| YOUR TASK |
Write out the entire listing below exactly as it appears, minus any pictures.

| DATA IN THIS EXERCISE |
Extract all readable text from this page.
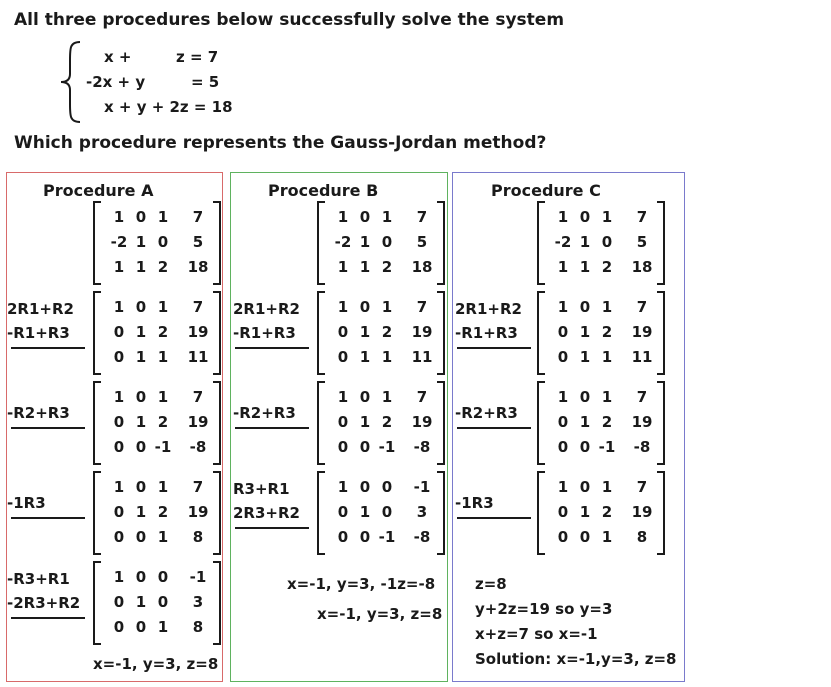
All three procedures below successfully solve the system
x +	z = 7
-2x + y	= 5
x + y + 2z = 18
Which procedure represents the Gauss-Jordan method?
Procedure A
1 0 1	7
-2 1 0	5
1 1 2	18
1 0 1	7
0 1 2	19
0 1 1	11
2R1+R2
-R1+R3
1 0 1	7
0 1 2	19
0 0 -1	-8
-R2+R3
1 0 1	7
0 1 2	19
0 0 1	8
-1R3
1 0 0	-1
0 1 0	3
0 0 1	8
-R3+R1
-2R3+R2
x=-1, y=3, z=8
Procedure B
1 0 1	7
-2 1 0	5
1 1 2	18
1 0 1	7
0 1 2	19
0 1 1	11
2R1+R2
-R1+R3
1 0 1	7
0 1 2	19
0 0 -1	-8
-R2+R3
1 0 0	-1
0 1 0	3
0 0 -1	-8
R3+R1
2R3+R2
x=-1, y=3, -1z=-8
x=-1, y=3, z=8
Procedure C
1 0 1	7
-2 1 0	5
1 1 2	18
1 0 1	7
0 1 2	19
0 1 1	11
2R1+R2
-R1+R3
1 0 1	7
0 1 2	19
0 0 -1	-8
-R2+R3
1 0 1	7
0 1 2	19
0 0 1	8
-1R3
z=8
y+2z=19 so y=3
x+z=7 so x=-1
Solution: x=-1,y=3, z=8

| SOLUTION TO THIS TASK |
Extract all readable text from this page.
All three procedures below successfully solve the system
x +	z = 7
-2x + y	= 5
x + y + 2z = 18
Which procedure represents the Gauss-Jordan method?
Procedure A
1 0 1	7
-2 1 0	5
1 1 2	18
1 0 1	7
0 1 2	19
0 1 1	11
2R1+R2
-R1+R3
1 0 1	7
0 1 2	19
0 0 -1	-8
-R2+R3
1 0 1	7
0 1 2	19
0 0 1	8
-1R3
1 0 0	-1
0 1 0	3
0 0 1	8
-R3+R1
-2R3+R2
x=-1, y=3, z=8
Procedure B
1 0 1	7
-2 1 0	5
1 1 2	18
1 0 1	7
0 1 2	19
0 1 1	11
2R1+R2
-R1+R3
1 0 1	7
0 1 2	19
0 0 -1	-8
-R2+R3
1 0 0	-1
0 1 0	3
0 0 -1	-8
R3+R1
2R3+R2
x=-1, y=3, -1z=-8
x=-1, y=3, z=8
Procedure C
1 0 1	7
-2 1 0	5
1 1 2	18
1 0 1	7
0 1 2	19
0 1 1	11
2R1+R2
-R1+R3
1 0 1	7
0 1 2	19
0 0 -1	-8
-R2+R3
1 0 1	7
0 1 2	19
0 0 1	8
-1R3
z=8
y+2z=19 so y=3
x+z=7 so x=-1
Solution: x=-1,y=3, z=8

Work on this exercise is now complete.